Reproduce every line of the data below verbatim, with no changes.

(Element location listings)
** begin **
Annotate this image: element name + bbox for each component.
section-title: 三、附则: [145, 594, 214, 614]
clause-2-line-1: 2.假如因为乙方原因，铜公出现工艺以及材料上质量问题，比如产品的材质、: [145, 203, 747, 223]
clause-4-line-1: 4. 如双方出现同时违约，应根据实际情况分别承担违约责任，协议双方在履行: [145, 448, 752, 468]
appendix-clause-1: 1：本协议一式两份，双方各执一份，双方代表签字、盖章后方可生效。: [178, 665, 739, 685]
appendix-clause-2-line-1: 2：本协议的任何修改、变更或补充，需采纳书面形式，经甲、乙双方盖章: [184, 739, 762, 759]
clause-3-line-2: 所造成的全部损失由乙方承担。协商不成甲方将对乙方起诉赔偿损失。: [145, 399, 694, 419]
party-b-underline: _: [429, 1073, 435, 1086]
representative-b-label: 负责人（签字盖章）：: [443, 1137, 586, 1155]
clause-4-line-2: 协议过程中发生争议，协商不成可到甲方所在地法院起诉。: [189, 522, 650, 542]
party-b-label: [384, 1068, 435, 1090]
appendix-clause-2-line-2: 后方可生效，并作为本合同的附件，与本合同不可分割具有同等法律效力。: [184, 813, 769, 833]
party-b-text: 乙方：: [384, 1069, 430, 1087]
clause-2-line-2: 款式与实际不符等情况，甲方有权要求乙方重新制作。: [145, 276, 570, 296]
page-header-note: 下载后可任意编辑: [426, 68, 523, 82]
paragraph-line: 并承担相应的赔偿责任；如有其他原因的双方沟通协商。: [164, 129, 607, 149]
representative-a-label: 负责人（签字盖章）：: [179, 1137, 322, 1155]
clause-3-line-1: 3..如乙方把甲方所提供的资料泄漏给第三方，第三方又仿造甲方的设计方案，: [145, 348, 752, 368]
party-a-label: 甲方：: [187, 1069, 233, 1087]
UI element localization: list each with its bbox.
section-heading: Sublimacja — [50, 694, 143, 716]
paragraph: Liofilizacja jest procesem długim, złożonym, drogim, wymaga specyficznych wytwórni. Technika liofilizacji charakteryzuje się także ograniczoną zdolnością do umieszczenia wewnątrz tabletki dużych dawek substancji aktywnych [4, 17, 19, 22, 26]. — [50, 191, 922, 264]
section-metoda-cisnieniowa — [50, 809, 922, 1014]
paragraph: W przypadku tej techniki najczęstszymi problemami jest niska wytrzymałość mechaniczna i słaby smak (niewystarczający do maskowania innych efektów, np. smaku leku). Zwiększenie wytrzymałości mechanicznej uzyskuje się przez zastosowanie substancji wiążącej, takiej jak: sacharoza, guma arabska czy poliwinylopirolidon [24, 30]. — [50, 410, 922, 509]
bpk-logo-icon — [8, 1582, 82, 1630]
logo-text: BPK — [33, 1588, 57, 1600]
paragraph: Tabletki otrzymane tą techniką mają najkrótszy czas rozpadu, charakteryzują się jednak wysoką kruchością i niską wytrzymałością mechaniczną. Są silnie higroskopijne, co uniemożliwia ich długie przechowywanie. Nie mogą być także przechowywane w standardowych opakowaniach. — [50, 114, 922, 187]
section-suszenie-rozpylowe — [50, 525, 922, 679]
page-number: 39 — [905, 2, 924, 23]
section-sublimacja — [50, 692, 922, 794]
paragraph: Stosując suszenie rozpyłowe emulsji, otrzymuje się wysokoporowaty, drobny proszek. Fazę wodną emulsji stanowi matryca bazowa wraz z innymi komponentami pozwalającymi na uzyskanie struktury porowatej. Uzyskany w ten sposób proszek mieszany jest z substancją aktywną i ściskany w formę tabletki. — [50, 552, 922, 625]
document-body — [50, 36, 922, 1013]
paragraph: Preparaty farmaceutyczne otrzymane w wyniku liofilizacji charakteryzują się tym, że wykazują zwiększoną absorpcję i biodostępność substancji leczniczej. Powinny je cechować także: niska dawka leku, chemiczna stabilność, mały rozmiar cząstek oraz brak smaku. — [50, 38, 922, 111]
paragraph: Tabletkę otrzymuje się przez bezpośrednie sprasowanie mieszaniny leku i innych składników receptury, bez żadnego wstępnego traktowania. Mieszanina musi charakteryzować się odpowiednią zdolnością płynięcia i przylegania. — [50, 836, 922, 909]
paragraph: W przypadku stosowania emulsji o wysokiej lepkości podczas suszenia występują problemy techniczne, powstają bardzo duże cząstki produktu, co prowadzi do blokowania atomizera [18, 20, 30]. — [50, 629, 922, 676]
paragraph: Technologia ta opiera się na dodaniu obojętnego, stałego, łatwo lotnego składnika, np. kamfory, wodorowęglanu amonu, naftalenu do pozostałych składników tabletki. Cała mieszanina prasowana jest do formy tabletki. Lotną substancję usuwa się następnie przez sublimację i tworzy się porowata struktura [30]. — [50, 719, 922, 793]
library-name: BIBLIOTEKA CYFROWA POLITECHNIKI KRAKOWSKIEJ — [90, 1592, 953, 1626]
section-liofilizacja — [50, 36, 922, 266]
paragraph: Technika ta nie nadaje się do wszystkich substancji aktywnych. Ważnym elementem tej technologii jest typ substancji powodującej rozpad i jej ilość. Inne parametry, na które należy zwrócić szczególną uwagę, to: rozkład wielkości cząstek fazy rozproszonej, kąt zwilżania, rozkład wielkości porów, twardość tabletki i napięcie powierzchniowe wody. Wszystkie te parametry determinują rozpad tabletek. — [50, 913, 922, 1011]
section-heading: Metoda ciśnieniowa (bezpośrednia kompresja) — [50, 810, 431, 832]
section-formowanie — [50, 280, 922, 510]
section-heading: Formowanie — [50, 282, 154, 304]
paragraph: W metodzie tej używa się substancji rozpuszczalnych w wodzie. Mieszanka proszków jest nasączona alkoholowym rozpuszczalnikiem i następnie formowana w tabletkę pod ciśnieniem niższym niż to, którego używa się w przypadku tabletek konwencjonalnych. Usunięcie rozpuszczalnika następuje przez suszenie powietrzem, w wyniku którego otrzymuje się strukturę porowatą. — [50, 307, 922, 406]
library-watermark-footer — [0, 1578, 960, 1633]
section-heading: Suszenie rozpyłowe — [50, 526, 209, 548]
** end **
SOLUTION FOR THIS TASK:
Annotate this image: element name + bbox for each component.
section-title: 三、附则: [145, 594, 214, 614]
clause-2-line-1: 2.假如因为乙方原因，铜公出现工艺以及材料上质量问题，比如产品的材质、: [145, 203, 747, 223]
clause-4-line-1: 4. 如双方出现同时违约，应根据实际情况分别承担违约责任，协议双方在履行: [145, 448, 752, 468]
appendix-clause-1: 1：本协议一式两份，双方各执一份，双方代表签字、盖章后方可生效。: [178, 665, 739, 685]
appendix-clause-2-line-1: 2：本协议的任何修改、变更或补充，需采纳书面形式，经甲、乙双方盖章: [184, 739, 762, 759]
clause-3-line-2: 所造成的全部损失由乙方承担。协商不成甲方将对乙方起诉赔偿损失。: [145, 399, 694, 419]
party-b-underline: _: [429, 1073, 435, 1086]
representative-b-label: 负责人（签字盖章）：: [443, 1137, 586, 1155]
clause-4-line-2: 协议过程中发生争议，协商不成可到甲方所在地法院起诉。: [189, 522, 650, 542]
party-b-label: [384, 1068, 435, 1090]
appendix-clause-2-line-2: 后方可生效，并作为本合同的附件，与本合同不可分割具有同等法律效力。: [184, 813, 769, 833]
party-b-text: 乙方：: [384, 1069, 430, 1087]
clause-2-line-2: 款式与实际不符等情况，甲方有权要求乙方重新制作。: [145, 276, 570, 296]
page-header-note: 下载后可任意编辑: [426, 68, 523, 82]
paragraph-line: 并承担相应的赔偿责任；如有其他原因的双方沟通协商。: [164, 129, 607, 149]
representative-a-label: 负责人（签字盖章）：: [179, 1137, 322, 1155]
clause-3-line-1: 3..如乙方把甲方所提供的资料泄漏给第三方，第三方又仿造甲方的设计方案，: [145, 348, 752, 368]
party-a-label: 甲方：: [187, 1069, 233, 1087]
UI element localization: list each with its bbox.
section-heading: Sublimacja — [50, 694, 143, 716]
paragraph: Liofilizacja jest procesem długim, złożonym, drogim, wymaga specyficznych wytwórni. Technika liofilizacji charakteryzuje się także ograniczoną zdolnością do umieszczenia wewnątrz tabletki dużych dawek substancji aktywnych [4, 17, 19, 22, 26]. — [50, 191, 922, 264]
section-metoda-cisnieniowa — [50, 809, 922, 1014]
paragraph: W przypadku tej techniki najczęstszymi problemami jest niska wytrzymałość mechaniczna i słaby smak (niewystarczający do maskowania innych efektów, np. smaku leku). Zwiększenie wytrzymałości mechanicznej uzyskuje się przez zastosowanie substancji wiążącej, takiej jak: sacharoza, guma arabska czy poliwinylopirolidon [24, 30]. — [50, 410, 922, 509]
bpk-logo-icon — [8, 1582, 82, 1630]
logo-text: BPK — [33, 1588, 57, 1600]
paragraph: Tabletki otrzymane tą techniką mają najkrótszy czas rozpadu, charakteryzują się jednak wysoką kruchością i niską wytrzymałością mechaniczną. Są silnie higroskopijne, co uniemożliwia ich długie przechowywanie. Nie mogą być także przechowywane w standardowych opakowaniach. — [50, 114, 922, 187]
section-suszenie-rozpylowe — [50, 525, 922, 679]
page-number: 39 — [905, 2, 924, 23]
section-sublimacja — [50, 692, 922, 794]
paragraph: Stosując suszenie rozpyłowe emulsji, otrzymuje się wysokoporowaty, drobny proszek. Fazę wodną emulsji stanowi matryca bazowa wraz z innymi komponentami pozwalającymi na uzyskanie struktury porowatej. Uzyskany w ten sposób proszek mieszany jest z substancją aktywną i ściskany w formę tabletki. — [50, 552, 922, 625]
document-body — [50, 36, 922, 1013]
paragraph: Preparaty farmaceutyczne otrzymane w wyniku liofilizacji charakteryzują się tym, że wykazują zwiększoną absorpcję i biodostępność substancji leczniczej. Powinny je cechować także: niska dawka leku, chemiczna stabilność, mały rozmiar cząstek oraz brak smaku. — [50, 38, 922, 111]
paragraph: Tabletkę otrzymuje się przez bezpośrednie sprasowanie mieszaniny leku i innych składników receptury, bez żadnego wstępnego traktowania. Mieszanina musi charakteryzować się odpowiednią zdolnością płynięcia i przylegania. — [50, 836, 922, 909]
paragraph: W przypadku stosowania emulsji o wysokiej lepkości podczas suszenia występują problemy techniczne, powstają bardzo duże cząstki produktu, co prowadzi do blokowania atomizera [18, 20, 30]. — [50, 629, 922, 676]
paragraph: Technologia ta opiera się na dodaniu obojętnego, stałego, łatwo lotnego składnika, np. kamfory, wodorowęglanu amonu, naftalenu do pozostałych składników tabletki. Cała mieszanina prasowana jest do formy tabletki. Lotną substancję usuwa się następnie przez sublimację i tworzy się porowata struktura [30]. — [50, 719, 922, 793]
library-name: BIBLIOTEKA CYFROWA POLITECHNIKI KRAKOWSKIEJ — [90, 1592, 953, 1626]
section-liofilizacja — [50, 36, 922, 266]
paragraph: Technika ta nie nadaje się do wszystkich substancji aktywnych. Ważnym elementem tej technologii jest typ substancji powodującej rozpad i jej ilość. Inne parametry, na które należy zwrócić szczególną uwagę, to: rozkład wielkości cząstek fazy rozproszonej, kąt zwilżania, rozkład wielkości porów, twardość tabletki i napięcie powierzchniowe wody. Wszystkie te parametry determinują rozpad tabletek. — [50, 913, 922, 1011]
section-heading: Metoda ciśnieniowa (bezpośrednia kompresja) — [50, 810, 431, 832]
section-formowanie — [50, 280, 922, 510]
section-heading: Formowanie — [50, 282, 154, 304]
paragraph: W metodzie tej używa się substancji rozpuszczalnych w wodzie. Mieszanka proszków jest nasączona alkoholowym rozpuszczalnikiem i następnie formowana w tabletkę pod ciśnieniem niższym niż to, którego używa się w przypadku tabletek konwencjonalnych. Usunięcie rozpuszczalnika następuje przez suszenie powietrzem, w wyniku którego otrzymuje się strukturę porowatą. — [50, 307, 922, 406]
library-watermark-footer — [0, 1578, 960, 1633]
section-heading: Suszenie rozpyłowe — [50, 526, 209, 548]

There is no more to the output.